# start of Data for the task

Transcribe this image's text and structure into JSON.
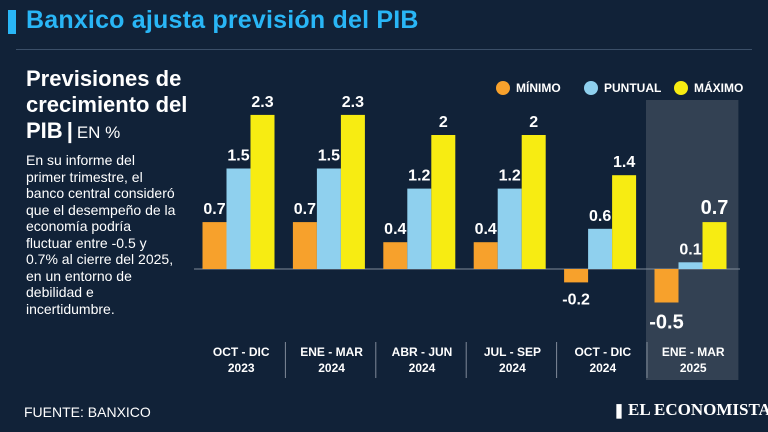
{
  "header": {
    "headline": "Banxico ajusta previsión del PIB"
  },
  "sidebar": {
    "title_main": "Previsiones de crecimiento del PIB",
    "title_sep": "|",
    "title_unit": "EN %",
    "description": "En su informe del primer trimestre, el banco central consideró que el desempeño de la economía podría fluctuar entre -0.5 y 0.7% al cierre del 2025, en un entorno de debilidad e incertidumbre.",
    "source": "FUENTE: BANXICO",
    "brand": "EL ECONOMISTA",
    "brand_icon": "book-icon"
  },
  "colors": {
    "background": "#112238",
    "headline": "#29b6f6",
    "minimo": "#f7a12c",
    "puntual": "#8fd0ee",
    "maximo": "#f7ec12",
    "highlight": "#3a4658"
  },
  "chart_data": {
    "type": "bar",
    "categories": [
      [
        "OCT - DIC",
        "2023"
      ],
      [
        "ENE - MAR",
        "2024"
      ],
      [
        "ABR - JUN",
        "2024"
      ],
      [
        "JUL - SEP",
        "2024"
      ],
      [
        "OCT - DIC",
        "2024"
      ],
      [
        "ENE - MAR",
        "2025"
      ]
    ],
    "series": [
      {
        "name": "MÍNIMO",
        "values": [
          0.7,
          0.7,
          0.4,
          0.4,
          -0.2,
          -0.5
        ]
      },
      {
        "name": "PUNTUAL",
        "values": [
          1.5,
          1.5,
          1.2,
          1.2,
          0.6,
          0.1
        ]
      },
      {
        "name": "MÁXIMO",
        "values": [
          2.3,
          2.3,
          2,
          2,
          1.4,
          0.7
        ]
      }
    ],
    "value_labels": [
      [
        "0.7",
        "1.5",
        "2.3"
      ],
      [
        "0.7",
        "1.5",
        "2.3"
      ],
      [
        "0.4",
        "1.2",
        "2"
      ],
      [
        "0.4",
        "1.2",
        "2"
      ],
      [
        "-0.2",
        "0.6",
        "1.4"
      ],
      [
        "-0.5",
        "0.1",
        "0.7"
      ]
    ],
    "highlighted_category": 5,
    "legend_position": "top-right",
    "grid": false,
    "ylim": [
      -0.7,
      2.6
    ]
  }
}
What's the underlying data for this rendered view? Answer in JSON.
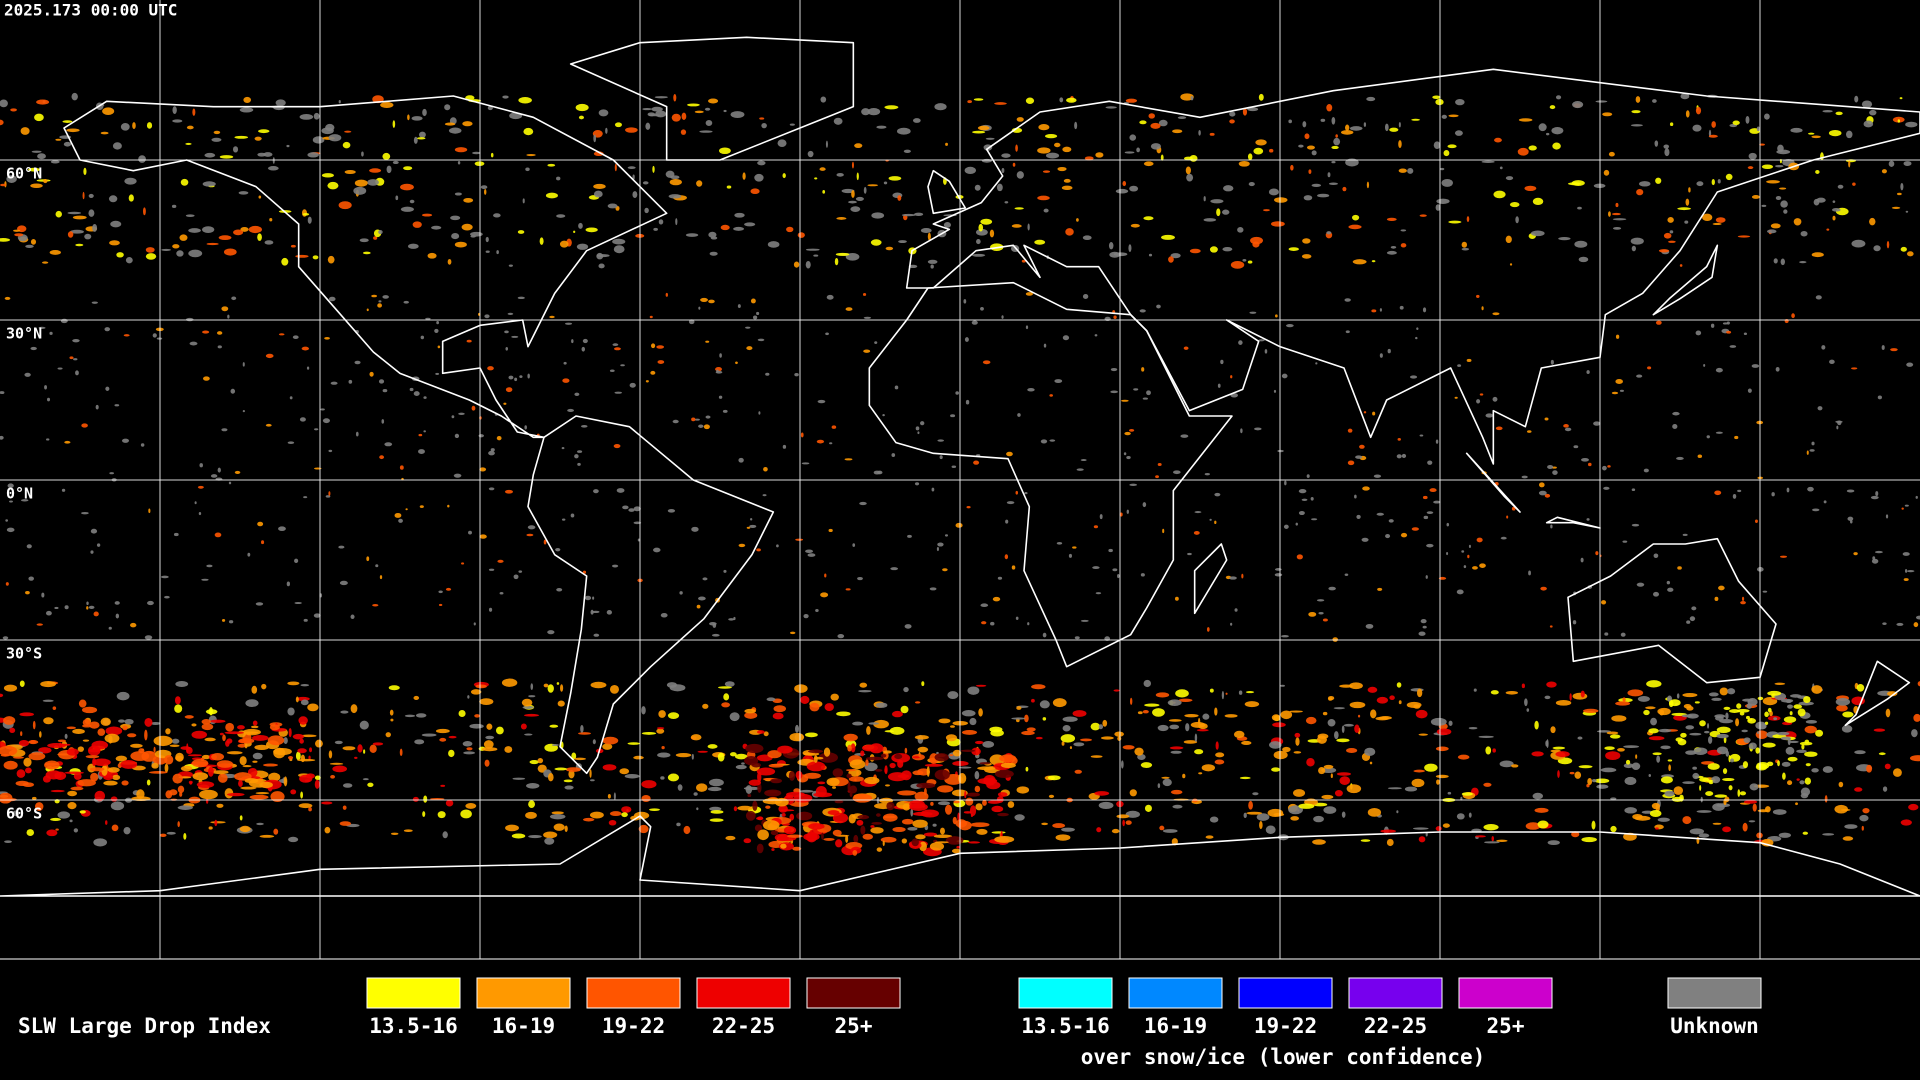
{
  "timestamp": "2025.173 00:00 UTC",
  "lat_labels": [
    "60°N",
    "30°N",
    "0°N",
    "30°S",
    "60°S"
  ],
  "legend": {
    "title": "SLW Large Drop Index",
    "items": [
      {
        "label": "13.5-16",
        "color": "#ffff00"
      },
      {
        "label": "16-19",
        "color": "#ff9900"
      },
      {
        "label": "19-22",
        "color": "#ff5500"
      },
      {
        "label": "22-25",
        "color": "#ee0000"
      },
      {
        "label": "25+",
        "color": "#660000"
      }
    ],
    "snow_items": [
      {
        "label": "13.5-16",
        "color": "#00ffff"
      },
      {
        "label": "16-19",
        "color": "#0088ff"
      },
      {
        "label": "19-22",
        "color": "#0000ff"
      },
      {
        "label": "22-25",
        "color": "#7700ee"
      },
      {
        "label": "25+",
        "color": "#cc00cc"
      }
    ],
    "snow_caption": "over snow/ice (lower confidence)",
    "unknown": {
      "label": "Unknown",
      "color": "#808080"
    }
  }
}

# end of Data for the task
# start of Data for the task

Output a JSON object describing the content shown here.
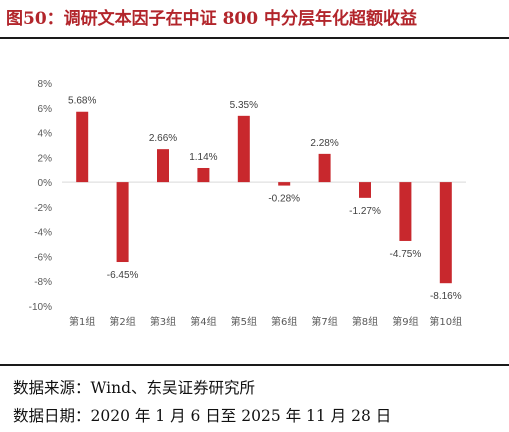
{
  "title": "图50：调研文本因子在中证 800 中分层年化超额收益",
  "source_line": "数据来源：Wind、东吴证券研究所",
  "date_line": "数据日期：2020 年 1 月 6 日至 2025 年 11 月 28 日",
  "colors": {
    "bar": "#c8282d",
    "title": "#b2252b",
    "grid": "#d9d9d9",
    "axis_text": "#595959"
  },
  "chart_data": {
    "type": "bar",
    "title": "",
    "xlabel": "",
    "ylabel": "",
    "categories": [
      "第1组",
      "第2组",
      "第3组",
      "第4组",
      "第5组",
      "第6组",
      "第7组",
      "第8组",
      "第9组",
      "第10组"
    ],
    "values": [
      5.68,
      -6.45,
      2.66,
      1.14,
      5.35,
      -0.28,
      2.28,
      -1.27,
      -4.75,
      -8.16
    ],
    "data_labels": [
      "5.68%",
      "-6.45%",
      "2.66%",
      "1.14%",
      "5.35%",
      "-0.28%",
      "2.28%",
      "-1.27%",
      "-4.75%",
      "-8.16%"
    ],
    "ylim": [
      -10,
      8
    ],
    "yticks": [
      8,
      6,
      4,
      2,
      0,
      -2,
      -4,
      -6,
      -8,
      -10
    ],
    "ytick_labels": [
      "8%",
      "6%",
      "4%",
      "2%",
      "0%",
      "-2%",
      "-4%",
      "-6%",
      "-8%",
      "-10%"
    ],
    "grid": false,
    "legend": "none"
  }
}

# end of Data for the task

-- The problem --
Identify and copy lines that hold the string "JSON".

-- Response to this exercise --
Transcribe this image's text and structure into JSON.
What's the underlying data for this rendered view? Answer in JSON.
Output a JSON object describing the content shown here.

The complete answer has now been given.